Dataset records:
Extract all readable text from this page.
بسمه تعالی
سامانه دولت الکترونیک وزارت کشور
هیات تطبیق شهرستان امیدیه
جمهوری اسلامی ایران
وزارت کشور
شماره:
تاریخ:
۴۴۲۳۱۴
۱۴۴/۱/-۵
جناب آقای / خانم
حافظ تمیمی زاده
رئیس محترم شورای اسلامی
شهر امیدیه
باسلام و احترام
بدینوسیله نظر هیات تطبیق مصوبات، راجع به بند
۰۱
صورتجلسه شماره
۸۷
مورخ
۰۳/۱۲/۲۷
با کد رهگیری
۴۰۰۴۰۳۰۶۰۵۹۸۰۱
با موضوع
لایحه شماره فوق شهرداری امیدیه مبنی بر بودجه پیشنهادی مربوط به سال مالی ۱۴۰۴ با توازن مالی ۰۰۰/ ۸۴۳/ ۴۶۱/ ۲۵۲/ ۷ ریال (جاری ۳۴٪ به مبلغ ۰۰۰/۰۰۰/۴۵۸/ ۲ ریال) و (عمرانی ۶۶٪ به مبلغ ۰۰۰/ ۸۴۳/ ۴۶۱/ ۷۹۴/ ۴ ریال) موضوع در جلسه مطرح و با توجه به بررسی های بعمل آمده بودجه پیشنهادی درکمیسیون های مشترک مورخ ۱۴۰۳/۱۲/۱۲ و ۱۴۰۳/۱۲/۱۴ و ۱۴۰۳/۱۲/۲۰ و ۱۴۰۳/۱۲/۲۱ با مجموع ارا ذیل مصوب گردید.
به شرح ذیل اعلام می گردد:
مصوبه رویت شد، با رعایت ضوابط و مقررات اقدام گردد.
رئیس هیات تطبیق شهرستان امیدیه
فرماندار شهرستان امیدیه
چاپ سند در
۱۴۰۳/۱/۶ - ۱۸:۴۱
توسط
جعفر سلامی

## WRITTEN REQUEST
All of the lines above must be returned exactly.

## REPLY
Extract all readable text from this page.
بسمه تعالی
سامانه دولت الکترونیک وزارت کشور
هیات تطبیق شهرستان امیدیه
جمهوری اسلامی ایران
وزارت کشور
شماره:
تاریخ:
۴۴۲۳۱۴
۱۴۴/۱/-۵
جناب آقای / خانم
حافظ تمیمی زاده
رئیس محترم شورای اسلامی
شهر امیدیه
باسلام و احترام
بدینوسیله نظر هیات تطبیق مصوبات، راجع به بند
۰۱
صورتجلسه شماره
۸۷
مورخ
۰۳/۱۲/۲۷
با کد رهگیری
۴۰۰۴۰۳۰۶۰۵۹۸۰۱
با موضوع
لایحه شماره فوق شهرداری امیدیه مبنی بر بودجه پیشنهادی مربوط به سال مالی ۱۴۰۴ با توازن مالی ۰۰۰/ ۸۴۳/ ۴۶۱/ ۲۵۲/ ۷ ریال (جاری ۳۴٪ به مبلغ ۰۰۰/۰۰۰/۴۵۸/ ۲ ریال) و (عمرانی ۶۶٪ به مبلغ ۰۰۰/ ۸۴۳/ ۴۶۱/ ۷۹۴/ ۴ ریال) موضوع در جلسه مطرح و با توجه به بررسی های بعمل آمده بودجه پیشنهادی درکمیسیون های مشترک مورخ ۱۴۰۳/۱۲/۱۲ و ۱۴۰۳/۱۲/۱۴ و ۱۴۰۳/۱۲/۲۰ و ۱۴۰۳/۱۲/۲۱ با مجموع ارا ذیل مصوب گردید.
به شرح ذیل اعلام می گردد:
مصوبه رویت شد، با رعایت ضوابط و مقررات اقدام گردد.
رئیس هیات تطبیق شهرستان امیدیه
فرماندار شهرستان امیدیه
چاپ سند در
۱۴۰۳/۱/۶ - ۱۸:۴۱
توسط
جعفر سلامی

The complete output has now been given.